━━ Passage to read ━━

Mental Health and Philosophy of Mind


A philosopher has recently collaborated with a mental health organization to deliver a series of philosophy of mind workshops for people with an interest in mental health (including those with lived experience, mental health advocates, and service providers). 

The philosopher, Sophie Stammers, is currently a research fellow working on Project PERFECT (Pragmatic and Epistemic Role of Factually Erroneous Cognitions and Thoughts), an interdisciplinary research project led by philosopher Lisa Bortolottti (University of Birmingham) which “aims to establish whether cognitions that are inaccurate in some important respect can ever be good from a pragmatic or an epistemic point of view.”

Dr. Stammers teamed up with Mind in Camden, a charitable organization that supports people who are struggling with mental health issues, to offer workshops that use themes from PERFECT’s research to explore and critique various theories of mental health that participants had come into contact with through their personal and professional lives.

Why do this? Dr. Stammers writes:

The research we’re doing at PERFECT challenges the perceived discontinuity between so-called normal and abnormal cognition, and the workshop series provides a philosophical framework for participants to critically question the “us” and “them” model of mental health that is entrenched in our discourse, and some of our mental health practices. The workshops are discussion driven, and encourage participants to reconstruct models of mental health that are philosophically founded, and that better support and include insights from lived experience. We had some very positive feedback from the original course participants, and I hope the resources will be of interest to many more people.

She has made the resources used during the workshop free to download from this site, including a facilitator pack, which offers guidance on how to present the material, and how to set up group discussion and participation. She adds:

The materials are designed so that they can be used by people who do not have any formal training in philosophy. There are also presentation slides and printable handouts for each session. The first session introduces some philosophical techniques and ideas, and the other five sessions explore the topics of Experiences, Beliefs, Rationality, Models of mental health, and Evaluating experiences and beliefs. For those looking to run a more stripped-down group, without focusing on the models and examples referenced in the slides and handouts, there is also a pack that explores the core questions and ideas of the workshop series.

━━━

Can you write out, word for word, the part of the mental health workshops article that opens with the words containing "The philosopher, Sophie" and closes with "and professional lives."? The records that follow come from a separate source.

━━ Information given ━━

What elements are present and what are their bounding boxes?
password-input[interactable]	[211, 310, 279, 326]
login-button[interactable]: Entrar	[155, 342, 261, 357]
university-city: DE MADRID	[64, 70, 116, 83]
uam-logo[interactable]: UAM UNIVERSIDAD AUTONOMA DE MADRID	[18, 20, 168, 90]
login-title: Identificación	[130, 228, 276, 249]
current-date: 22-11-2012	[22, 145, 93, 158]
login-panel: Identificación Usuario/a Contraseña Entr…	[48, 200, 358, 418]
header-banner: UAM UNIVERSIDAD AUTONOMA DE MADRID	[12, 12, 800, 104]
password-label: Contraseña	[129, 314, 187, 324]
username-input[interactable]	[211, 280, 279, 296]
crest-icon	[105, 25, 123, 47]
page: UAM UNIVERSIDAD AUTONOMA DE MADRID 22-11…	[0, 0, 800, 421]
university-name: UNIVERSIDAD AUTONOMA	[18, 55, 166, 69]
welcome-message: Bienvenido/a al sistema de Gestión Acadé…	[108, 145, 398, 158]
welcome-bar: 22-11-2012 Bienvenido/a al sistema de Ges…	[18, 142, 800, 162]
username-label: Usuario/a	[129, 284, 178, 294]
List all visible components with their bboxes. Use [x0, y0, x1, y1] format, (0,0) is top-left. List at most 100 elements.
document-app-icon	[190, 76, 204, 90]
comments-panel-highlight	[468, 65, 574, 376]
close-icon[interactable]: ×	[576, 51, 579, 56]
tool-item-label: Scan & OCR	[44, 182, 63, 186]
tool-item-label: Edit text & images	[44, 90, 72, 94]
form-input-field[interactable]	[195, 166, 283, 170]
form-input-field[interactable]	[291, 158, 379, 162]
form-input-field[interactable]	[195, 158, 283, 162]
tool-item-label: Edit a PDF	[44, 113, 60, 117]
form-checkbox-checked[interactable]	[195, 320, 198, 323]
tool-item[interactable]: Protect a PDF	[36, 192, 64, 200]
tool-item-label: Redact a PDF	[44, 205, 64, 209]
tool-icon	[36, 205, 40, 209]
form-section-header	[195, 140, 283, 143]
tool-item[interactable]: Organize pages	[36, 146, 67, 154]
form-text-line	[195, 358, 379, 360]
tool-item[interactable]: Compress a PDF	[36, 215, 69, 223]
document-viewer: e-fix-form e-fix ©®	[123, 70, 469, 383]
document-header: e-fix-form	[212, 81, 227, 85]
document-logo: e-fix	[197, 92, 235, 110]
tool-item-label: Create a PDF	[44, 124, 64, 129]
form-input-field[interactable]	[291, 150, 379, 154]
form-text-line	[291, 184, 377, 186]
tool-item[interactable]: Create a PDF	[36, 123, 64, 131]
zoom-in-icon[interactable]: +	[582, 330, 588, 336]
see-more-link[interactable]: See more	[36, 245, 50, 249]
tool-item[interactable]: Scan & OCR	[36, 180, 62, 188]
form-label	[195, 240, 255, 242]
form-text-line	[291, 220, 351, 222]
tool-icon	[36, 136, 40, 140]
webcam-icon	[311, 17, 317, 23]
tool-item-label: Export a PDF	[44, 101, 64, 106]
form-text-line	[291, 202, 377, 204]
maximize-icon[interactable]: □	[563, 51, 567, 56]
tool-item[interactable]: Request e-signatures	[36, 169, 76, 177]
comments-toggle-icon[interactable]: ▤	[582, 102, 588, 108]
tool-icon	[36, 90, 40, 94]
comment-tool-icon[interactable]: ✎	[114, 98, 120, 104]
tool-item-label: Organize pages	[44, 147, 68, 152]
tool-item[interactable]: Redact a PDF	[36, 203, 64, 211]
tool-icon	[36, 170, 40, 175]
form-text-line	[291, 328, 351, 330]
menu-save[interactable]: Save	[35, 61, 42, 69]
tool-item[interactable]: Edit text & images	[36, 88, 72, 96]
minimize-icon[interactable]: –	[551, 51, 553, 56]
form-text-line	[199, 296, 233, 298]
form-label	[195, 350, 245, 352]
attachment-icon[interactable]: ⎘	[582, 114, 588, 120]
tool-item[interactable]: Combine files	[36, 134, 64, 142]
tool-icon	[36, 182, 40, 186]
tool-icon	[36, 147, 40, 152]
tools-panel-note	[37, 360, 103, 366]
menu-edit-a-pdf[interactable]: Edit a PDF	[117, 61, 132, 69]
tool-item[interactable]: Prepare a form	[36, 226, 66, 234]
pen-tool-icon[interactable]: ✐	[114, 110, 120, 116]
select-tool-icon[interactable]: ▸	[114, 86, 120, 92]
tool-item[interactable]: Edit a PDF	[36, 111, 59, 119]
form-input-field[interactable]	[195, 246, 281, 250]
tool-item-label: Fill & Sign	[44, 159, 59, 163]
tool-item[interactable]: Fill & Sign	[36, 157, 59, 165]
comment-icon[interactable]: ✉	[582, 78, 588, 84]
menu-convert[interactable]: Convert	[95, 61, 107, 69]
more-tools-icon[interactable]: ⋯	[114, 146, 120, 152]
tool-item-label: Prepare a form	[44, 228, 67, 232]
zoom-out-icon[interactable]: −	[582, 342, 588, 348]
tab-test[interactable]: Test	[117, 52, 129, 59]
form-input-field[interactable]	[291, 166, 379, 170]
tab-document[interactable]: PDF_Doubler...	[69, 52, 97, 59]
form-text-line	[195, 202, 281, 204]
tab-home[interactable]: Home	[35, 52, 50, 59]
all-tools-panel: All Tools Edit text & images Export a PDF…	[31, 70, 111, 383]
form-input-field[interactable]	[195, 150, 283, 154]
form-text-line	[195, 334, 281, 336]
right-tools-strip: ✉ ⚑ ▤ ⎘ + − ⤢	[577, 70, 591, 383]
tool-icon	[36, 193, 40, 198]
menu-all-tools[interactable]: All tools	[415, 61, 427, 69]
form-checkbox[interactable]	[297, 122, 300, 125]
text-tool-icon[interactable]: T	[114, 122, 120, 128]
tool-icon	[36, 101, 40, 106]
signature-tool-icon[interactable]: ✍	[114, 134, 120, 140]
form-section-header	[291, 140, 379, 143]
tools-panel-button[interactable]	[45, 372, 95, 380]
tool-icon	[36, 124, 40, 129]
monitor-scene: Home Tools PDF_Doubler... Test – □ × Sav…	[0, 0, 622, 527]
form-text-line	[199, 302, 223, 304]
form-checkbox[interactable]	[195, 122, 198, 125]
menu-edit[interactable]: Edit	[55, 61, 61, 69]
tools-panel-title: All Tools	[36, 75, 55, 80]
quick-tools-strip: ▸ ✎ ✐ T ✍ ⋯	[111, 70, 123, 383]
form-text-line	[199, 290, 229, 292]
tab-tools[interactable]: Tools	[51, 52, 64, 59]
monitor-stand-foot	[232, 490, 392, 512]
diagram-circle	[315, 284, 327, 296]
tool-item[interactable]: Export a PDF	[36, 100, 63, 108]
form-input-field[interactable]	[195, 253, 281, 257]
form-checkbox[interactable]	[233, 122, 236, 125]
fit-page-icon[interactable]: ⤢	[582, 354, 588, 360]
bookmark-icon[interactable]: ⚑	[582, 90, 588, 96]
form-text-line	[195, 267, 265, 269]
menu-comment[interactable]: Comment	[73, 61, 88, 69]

━━━

Output for this exercise:
The philosopher, Sophie Stammers, is currently a research fellow working on Project PERFECT (Pragmatic and Epistemic Role of Factually Erroneous Cognitions and Thoughts), an interdisciplinary research project led by philosopher Lisa Bortolottti (University of Birmingham) which “aims to establish whether cognitions that are inaccurate in some important respect can ever be good from a pragmatic or an epistemic point of view.”

Dr. Stammers teamed up with Mind in Camden, a charitable organization that supports people who are struggling with mental health issues, to offer workshops that use themes from PERFECT’s research to explore and critique various theories of mental health that participants had come into contact with through their personal and professional lives.